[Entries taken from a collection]
+ + + + + + +

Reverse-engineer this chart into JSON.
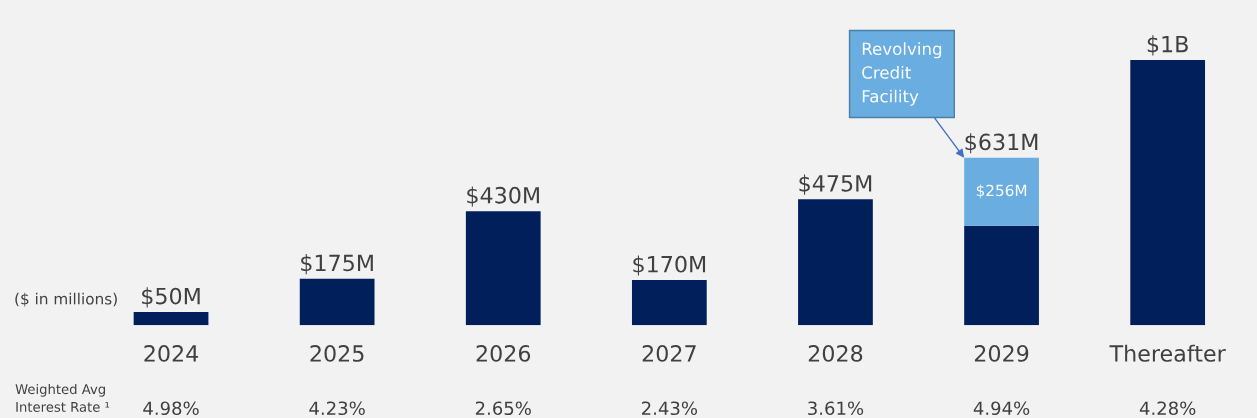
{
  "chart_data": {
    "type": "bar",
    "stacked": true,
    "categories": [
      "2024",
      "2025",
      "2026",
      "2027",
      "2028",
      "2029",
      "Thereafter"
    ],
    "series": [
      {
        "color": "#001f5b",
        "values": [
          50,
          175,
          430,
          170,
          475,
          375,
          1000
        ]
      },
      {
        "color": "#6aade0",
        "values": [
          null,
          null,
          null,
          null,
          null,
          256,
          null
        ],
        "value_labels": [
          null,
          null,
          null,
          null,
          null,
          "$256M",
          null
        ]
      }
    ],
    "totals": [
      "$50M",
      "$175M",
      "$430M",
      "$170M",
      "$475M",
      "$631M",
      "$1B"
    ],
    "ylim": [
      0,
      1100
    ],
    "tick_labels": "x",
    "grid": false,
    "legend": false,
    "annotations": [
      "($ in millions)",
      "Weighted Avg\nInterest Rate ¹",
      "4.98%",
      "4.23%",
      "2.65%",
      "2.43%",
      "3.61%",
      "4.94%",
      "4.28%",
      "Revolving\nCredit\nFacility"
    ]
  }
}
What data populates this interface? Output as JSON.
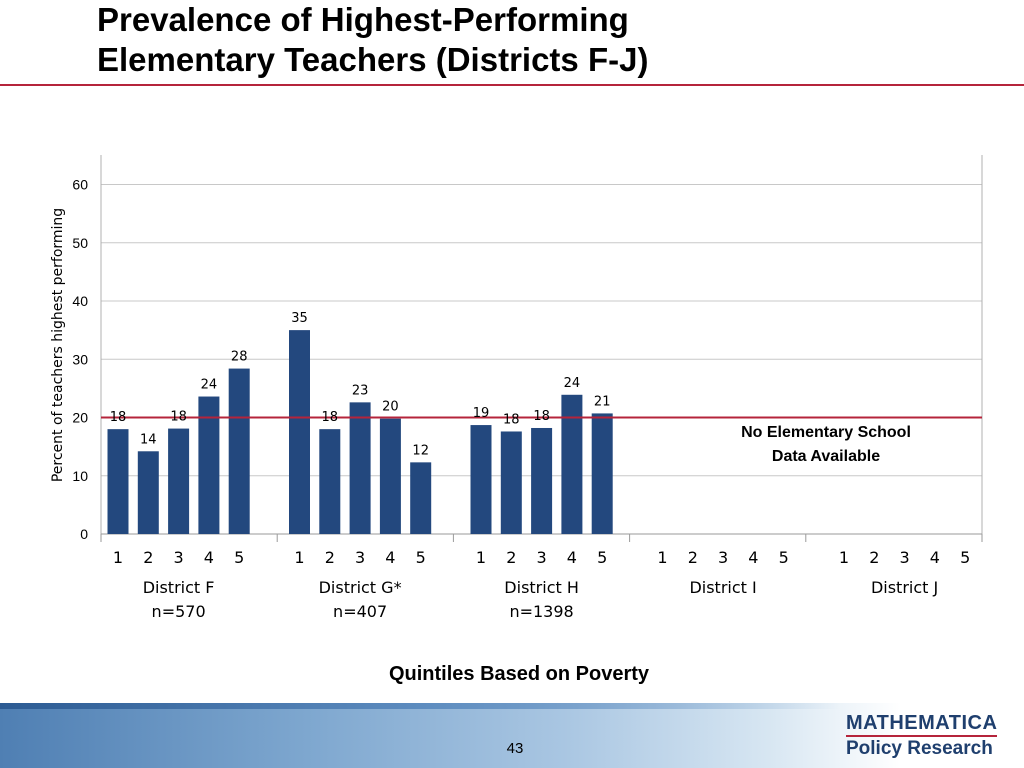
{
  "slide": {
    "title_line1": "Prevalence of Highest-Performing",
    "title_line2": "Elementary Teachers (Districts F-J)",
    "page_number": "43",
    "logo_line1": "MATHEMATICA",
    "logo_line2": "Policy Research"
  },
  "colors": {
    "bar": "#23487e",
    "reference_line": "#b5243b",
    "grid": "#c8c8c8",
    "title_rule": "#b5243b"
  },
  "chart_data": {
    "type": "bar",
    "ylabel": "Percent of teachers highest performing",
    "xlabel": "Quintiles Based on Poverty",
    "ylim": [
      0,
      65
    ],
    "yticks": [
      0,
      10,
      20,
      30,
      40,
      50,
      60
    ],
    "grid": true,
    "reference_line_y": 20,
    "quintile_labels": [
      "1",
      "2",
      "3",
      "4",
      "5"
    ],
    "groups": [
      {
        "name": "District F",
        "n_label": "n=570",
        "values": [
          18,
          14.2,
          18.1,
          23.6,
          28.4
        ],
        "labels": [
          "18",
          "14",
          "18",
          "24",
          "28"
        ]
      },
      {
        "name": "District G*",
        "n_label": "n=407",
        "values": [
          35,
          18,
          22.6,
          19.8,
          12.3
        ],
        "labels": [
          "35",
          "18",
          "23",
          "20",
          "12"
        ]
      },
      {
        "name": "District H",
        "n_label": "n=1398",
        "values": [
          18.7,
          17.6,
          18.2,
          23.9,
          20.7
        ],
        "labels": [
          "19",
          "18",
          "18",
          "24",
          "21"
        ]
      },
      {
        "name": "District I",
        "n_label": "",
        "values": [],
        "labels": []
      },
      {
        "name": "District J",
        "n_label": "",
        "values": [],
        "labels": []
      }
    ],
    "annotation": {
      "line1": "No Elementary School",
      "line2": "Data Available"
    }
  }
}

+ + + + + + +

Requirement -> Restate the data above word for word. Do not include the images.

Reply to the exercise ->
Reverse-engineer this chart into JSON.
{
  "chart_data": {
    "type": "bar",
    "stacked": true,
    "categories": [
      "2024",
      "2025",
      "2026",
      "2027",
      "2028",
      "2029",
      "Thereafter"
    ],
    "series": [
      {
        "color": "#001f5b",
        "values": [
          50,
          175,
          430,
          170,
          475,
          375,
          1000
        ]
      },
      {
        "color": "#6aade0",
        "values": [
          null,
          null,
          null,
          null,
          null,
          256,
          null
        ],
        "value_labels": [
          null,
          null,
          null,
          null,
          null,
          "$256M",
          null
        ]
      }
    ],
    "totals": [
      "$50M",
      "$175M",
      "$430M",
      "$170M",
      "$475M",
      "$631M",
      "$1B"
    ],
    "ylim": [
      0,
      1100
    ],
    "tick_labels": "x",
    "grid": false,
    "legend": false,
    "annotations": [
      "($ in millions)",
      "Weighted Avg\nInterest Rate ¹",
      "4.98%",
      "4.23%",
      "2.65%",
      "2.43%",
      "3.61%",
      "4.94%",
      "4.28%",
      "Revolving\nCredit\nFacility"
    ]
  }
}
What data populates this interface? Output as JSON.
{
  "slide": {
    "title_line1": "Prevalence of Highest-Performing",
    "title_line2": "Elementary Teachers (Districts F-J)",
    "page_number": "43",
    "logo_line1": "MATHEMATICA",
    "logo_line2": "Policy Research"
  },
  "colors": {
    "bar": "#23487e",
    "reference_line": "#b5243b",
    "grid": "#c8c8c8",
    "title_rule": "#b5243b"
  },
  "chart_data": {
    "type": "bar",
    "ylabel": "Percent of teachers highest performing",
    "xlabel": "Quintiles Based on Poverty",
    "ylim": [
      0,
      65
    ],
    "yticks": [
      0,
      10,
      20,
      30,
      40,
      50,
      60
    ],
    "grid": true,
    "reference_line_y": 20,
    "quintile_labels": [
      "1",
      "2",
      "3",
      "4",
      "5"
    ],
    "groups": [
      {
        "name": "District F",
        "n_label": "n=570",
        "values": [
          18,
          14.2,
          18.1,
          23.6,
          28.4
        ],
        "labels": [
          "18",
          "14",
          "18",
          "24",
          "28"
        ]
      },
      {
        "name": "District G*",
        "n_label": "n=407",
        "values": [
          35,
          18,
          22.6,
          19.8,
          12.3
        ],
        "labels": [
          "35",
          "18",
          "23",
          "20",
          "12"
        ]
      },
      {
        "name": "District H",
        "n_label": "n=1398",
        "values": [
          18.7,
          17.6,
          18.2,
          23.9,
          20.7
        ],
        "labels": [
          "19",
          "18",
          "18",
          "24",
          "21"
        ]
      },
      {
        "name": "District I",
        "n_label": "",
        "values": [],
        "labels": []
      },
      {
        "name": "District J",
        "n_label": "",
        "values": [],
        "labels": []
      }
    ],
    "annotation": {
      "line1": "No Elementary School",
      "line2": "Data Available"
    }
  }
}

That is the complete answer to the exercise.